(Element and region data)

-=-=-=-=-

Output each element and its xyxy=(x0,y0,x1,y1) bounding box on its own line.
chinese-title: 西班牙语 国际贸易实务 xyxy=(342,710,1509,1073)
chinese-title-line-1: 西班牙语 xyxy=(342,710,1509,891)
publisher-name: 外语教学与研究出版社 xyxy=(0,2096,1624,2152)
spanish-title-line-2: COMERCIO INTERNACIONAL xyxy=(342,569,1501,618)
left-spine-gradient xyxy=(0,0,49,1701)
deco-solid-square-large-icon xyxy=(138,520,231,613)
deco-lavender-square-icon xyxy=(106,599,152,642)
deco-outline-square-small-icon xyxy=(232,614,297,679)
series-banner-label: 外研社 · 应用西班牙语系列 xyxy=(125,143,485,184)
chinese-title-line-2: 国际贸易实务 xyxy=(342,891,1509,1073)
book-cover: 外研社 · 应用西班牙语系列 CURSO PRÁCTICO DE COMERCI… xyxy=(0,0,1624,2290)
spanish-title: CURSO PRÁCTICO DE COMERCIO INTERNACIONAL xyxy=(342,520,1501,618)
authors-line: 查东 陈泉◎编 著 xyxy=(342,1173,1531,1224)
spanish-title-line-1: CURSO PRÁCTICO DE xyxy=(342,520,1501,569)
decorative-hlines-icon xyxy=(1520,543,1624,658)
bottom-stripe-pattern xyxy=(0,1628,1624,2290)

-=-=-=-=-

Reproduce the entries above, swapping every instance of "icon" for "graphic" and leaving all other text unchanged.

## RESULT OF THE TASK
Output each element and its xyxy=(x0,y0,x1,y1) bounding box on its own line.
chinese-title: 西班牙语 国际贸易实务 xyxy=(342,710,1509,1073)
chinese-title-line-1: 西班牙语 xyxy=(342,710,1509,891)
publisher-name: 外语教学与研究出版社 xyxy=(0,2096,1624,2152)
spanish-title-line-2: COMERCIO INTERNACIONAL xyxy=(342,569,1501,618)
left-spine-gradient xyxy=(0,0,49,1701)
deco-solid-square-large-graphic xyxy=(138,520,231,613)
deco-lavender-square-graphic xyxy=(106,599,152,642)
deco-outline-square-small-graphic xyxy=(232,614,297,679)
series-banner-label: 外研社 · 应用西班牙语系列 xyxy=(125,143,485,184)
chinese-title-line-2: 国际贸易实务 xyxy=(342,891,1509,1073)
book-cover: 外研社 · 应用西班牙语系列 CURSO PRÁCTICO DE COMERCI… xyxy=(0,0,1624,2290)
spanish-title: CURSO PRÁCTICO DE COMERCIO INTERNACIONAL xyxy=(342,520,1501,618)
authors-line: 查东 陈泉◎编 著 xyxy=(342,1173,1531,1224)
spanish-title-line-1: CURSO PRÁCTICO DE xyxy=(342,520,1501,569)
decorative-hlines-graphic xyxy=(1520,543,1624,658)
bottom-stripe-pattern xyxy=(0,1628,1624,2290)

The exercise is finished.